What you need to do: Retype the material below. Keep every word exactly as it is.
== Material to process
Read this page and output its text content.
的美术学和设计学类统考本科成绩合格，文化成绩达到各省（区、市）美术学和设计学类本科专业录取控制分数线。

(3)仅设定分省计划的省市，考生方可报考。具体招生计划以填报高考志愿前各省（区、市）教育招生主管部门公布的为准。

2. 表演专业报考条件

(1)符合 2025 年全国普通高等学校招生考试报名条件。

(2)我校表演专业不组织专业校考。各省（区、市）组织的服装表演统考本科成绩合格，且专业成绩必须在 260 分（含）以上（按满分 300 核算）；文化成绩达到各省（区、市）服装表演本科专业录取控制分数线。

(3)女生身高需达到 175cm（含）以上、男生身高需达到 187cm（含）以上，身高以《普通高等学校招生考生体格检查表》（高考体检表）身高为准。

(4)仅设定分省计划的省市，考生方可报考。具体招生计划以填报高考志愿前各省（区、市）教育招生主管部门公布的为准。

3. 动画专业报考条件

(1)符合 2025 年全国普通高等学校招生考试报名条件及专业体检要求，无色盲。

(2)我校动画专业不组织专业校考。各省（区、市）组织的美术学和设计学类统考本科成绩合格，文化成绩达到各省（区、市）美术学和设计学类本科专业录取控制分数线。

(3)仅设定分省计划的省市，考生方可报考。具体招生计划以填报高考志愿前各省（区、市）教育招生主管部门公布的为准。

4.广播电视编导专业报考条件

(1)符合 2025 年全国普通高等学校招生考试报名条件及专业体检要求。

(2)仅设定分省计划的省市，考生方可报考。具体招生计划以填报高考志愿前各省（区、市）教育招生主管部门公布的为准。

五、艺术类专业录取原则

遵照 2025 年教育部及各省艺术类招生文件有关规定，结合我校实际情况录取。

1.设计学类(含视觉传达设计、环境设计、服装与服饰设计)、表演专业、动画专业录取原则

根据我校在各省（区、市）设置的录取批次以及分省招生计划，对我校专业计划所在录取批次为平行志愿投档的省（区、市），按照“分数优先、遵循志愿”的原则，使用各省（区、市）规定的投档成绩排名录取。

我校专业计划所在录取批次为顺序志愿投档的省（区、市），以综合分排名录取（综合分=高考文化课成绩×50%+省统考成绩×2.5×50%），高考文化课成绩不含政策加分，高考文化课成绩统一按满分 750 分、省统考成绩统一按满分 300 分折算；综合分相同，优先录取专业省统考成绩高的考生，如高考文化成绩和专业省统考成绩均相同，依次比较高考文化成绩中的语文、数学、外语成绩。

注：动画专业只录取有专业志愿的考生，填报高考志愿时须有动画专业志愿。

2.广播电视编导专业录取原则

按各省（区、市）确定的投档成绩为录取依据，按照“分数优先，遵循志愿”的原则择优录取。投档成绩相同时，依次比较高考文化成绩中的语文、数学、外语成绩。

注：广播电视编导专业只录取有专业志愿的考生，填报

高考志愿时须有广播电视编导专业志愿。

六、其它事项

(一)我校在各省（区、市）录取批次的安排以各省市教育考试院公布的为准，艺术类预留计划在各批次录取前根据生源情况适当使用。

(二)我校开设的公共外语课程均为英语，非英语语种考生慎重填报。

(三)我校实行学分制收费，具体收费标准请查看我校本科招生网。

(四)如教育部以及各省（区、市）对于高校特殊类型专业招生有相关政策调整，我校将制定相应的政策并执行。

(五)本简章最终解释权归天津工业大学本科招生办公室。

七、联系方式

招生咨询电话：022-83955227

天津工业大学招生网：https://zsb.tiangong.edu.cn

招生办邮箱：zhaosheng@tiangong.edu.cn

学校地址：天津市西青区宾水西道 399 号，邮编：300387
====
Full output:
Read this page and output its text content.
的美术学和设计学类统考本科成绩合格，文化成绩达到各省（区、市）美术学和设计学类本科专业录取控制分数线。

(3)仅设定分省计划的省市，考生方可报考。具体招生计划以填报高考志愿前各省（区、市）教育招生主管部门公布的为准。

2. 表演专业报考条件

(1)符合 2025 年全国普通高等学校招生考试报名条件。

(2)我校表演专业不组织专业校考。各省（区、市）组织的服装表演统考本科成绩合格，且专业成绩必须在 260 分（含）以上（按满分 300 核算）；文化成绩达到各省（区、市）服装表演本科专业录取控制分数线。

(3)女生身高需达到 175cm（含）以上、男生身高需达到 187cm（含）以上，身高以《普通高等学校招生考生体格检查表》（高考体检表）身高为准。

(4)仅设定分省计划的省市，考生方可报考。具体招生计划以填报高考志愿前各省（区、市）教育招生主管部门公布的为准。

3. 动画专业报考条件

(1)符合 2025 年全国普通高等学校招生考试报名条件及专业体检要求，无色盲。

(2)我校动画专业不组织专业校考。各省（区、市）组织的美术学和设计学类统考本科成绩合格，文化成绩达到各省（区、市）美术学和设计学类本科专业录取控制分数线。

(3)仅设定分省计划的省市，考生方可报考。具体招生计划以填报高考志愿前各省（区、市）教育招生主管部门公布的为准。

4.广播电视编导专业报考条件

(1)符合 2025 年全国普通高等学校招生考试报名条件及专业体检要求。

(2)仅设定分省计划的省市，考生方可报考。具体招生计划以填报高考志愿前各省（区、市）教育招生主管部门公布的为准。

五、艺术类专业录取原则

遵照 2025 年教育部及各省艺术类招生文件有关规定，结合我校实际情况录取。

1.设计学类(含视觉传达设计、环境设计、服装与服饰设计)、表演专业、动画专业录取原则

根据我校在各省（区、市）设置的录取批次以及分省招生计划，对我校专业计划所在录取批次为平行志愿投档的省（区、市），按照“分数优先、遵循志愿”的原则，使用各省（区、市）规定的投档成绩排名录取。

我校专业计划所在录取批次为顺序志愿投档的省（区、市），以综合分排名录取（综合分=高考文化课成绩×50%+省统考成绩×2.5×50%），高考文化课成绩不含政策加分，高考文化课成绩统一按满分 750 分、省统考成绩统一按满分 300 分折算；综合分相同，优先录取专业省统考成绩高的考生，如高考文化成绩和专业省统考成绩均相同，依次比较高考文化成绩中的语文、数学、外语成绩。

注：动画专业只录取有专业志愿的考生，填报高考志愿时须有动画专业志愿。

2.广播电视编导专业录取原则

按各省（区、市）确定的投档成绩为录取依据，按照“分数优先，遵循志愿”的原则择优录取。投档成绩相同时，依次比较高考文化成绩中的语文、数学、外语成绩。

注：广播电视编导专业只录取有专业志愿的考生，填报

高考志愿时须有广播电视编导专业志愿。

六、其它事项

(一)我校在各省（区、市）录取批次的安排以各省市教育考试院公布的为准，艺术类预留计划在各批次录取前根据生源情况适当使用。

(二)我校开设的公共外语课程均为英语，非英语语种考生慎重填报。

(三)我校实行学分制收费，具体收费标准请查看我校本科招生网。

(四)如教育部以及各省（区、市）对于高校特殊类型专业招生有相关政策调整，我校将制定相应的政策并执行。

(五)本简章最终解释权归天津工业大学本科招生办公室。

七、联系方式

招生咨询电话：022-83955227

天津工业大学招生网：https://zsb.tiangong.edu.cn

招生办邮箱：zhaosheng@tiangong.edu.cn

学校地址：天津市西青区宾水西道 399 号，邮编：300387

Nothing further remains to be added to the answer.